(Entries from a visual dataset)
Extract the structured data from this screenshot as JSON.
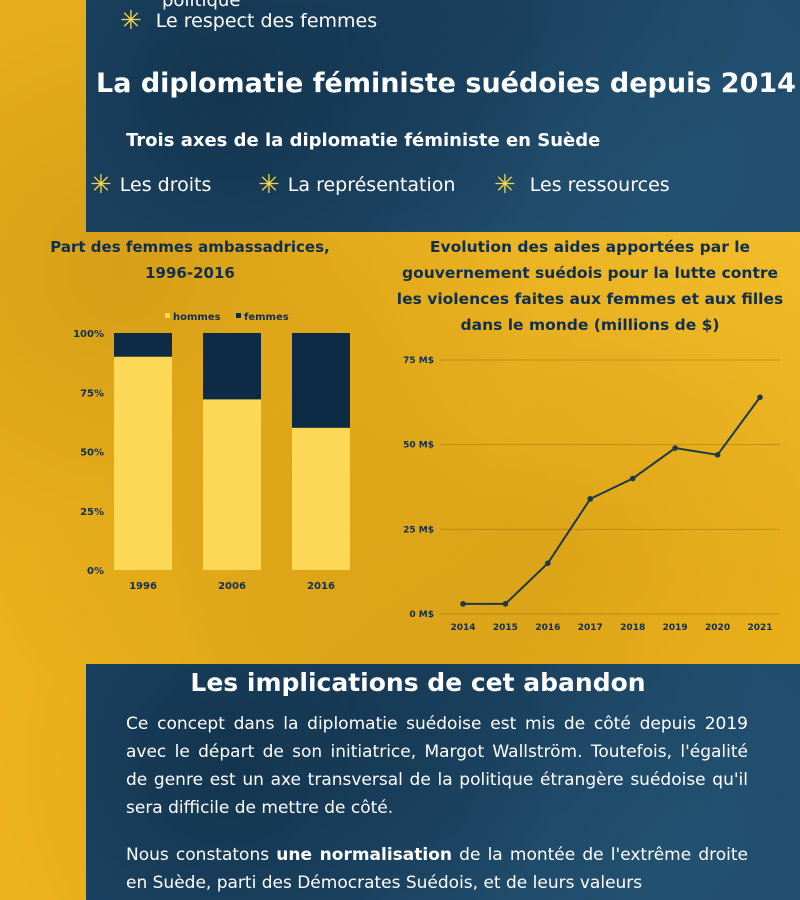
{
  "top": {
    "partial_line": "politique",
    "respect": "Le respect des femmes",
    "main_title": "La diplomatie féministe suédoies depuis 2014",
    "axes_title": "Trois axes de la diplomatie féministe en Suède",
    "axes": [
      "Les droits",
      "La représentation",
      "Les ressources"
    ],
    "star_icon": "sparkle-star-icon",
    "star_glyph": "✳",
    "colors": {
      "panel": "#1f4a6b",
      "star": "#f7d84a",
      "background": "#efb41c"
    }
  },
  "chart_data": [
    {
      "type": "bar",
      "stacked": true,
      "title": "Part des femmes ambassadrices, 1996-2016",
      "categories": [
        "1996",
        "2006",
        "2016"
      ],
      "series": [
        {
          "name": "hommes",
          "color": "#fcd856",
          "values": [
            90,
            72,
            60
          ]
        },
        {
          "name": "femmes",
          "color": "#0d2b45",
          "values": [
            10,
            28,
            40
          ]
        }
      ],
      "yticks": [
        "0%",
        "25%",
        "50%",
        "75%",
        "100%"
      ],
      "ylim": [
        0,
        100
      ],
      "legend": "top",
      "grid": false
    },
    {
      "type": "line",
      "title": "Evolution des aides apportées par le gouvernement suédois pour la lutte contre les violences faites aux femmes et aux filles dans le monde (millions de $)",
      "x": [
        "2014",
        "2015",
        "2016",
        "2017",
        "2018",
        "2019",
        "2020",
        "2021"
      ],
      "y": [
        3,
        3,
        15,
        34,
        40,
        49,
        47,
        64
      ],
      "yticks": [
        "0 M$",
        "25 M$",
        "50 M$",
        "75 M$"
      ],
      "ylim": [
        0,
        75
      ],
      "color": "#1a3a4a",
      "grid": true,
      "legend": "none"
    }
  ],
  "bottom": {
    "title": "Les implications de cet abandon",
    "para1": "Ce concept dans la diplomatie suédoise est mis de côté depuis 2019 avec le départ de son initiatrice, Margot Wallström. Toutefois, l'égalité de genre est un axe transversal de la politique étrangère suédoise qu'il sera difficile de mettre de côté.",
    "para2_start": "Nous constatons ",
    "para2_bold": "une normalisation",
    "para2_end": " de la montée de l'extrême droite en Suède, parti des Démocrates Suédois, et de leurs valeurs"
  }
}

= Goal =
Each line in the data that holds the string "politique" should be found and copied.

= Reply =
    "partial_line": "politique",
    "para1": "Ce concept dans la diplomatie suédoise est mis de côté depuis 2019 avec le départ de son initiatrice, Margot Wallström. Toutefois, l'égalité de genre est un axe transversal de la politique étrangère suédoise qu'il sera difficile de mettre de côté.",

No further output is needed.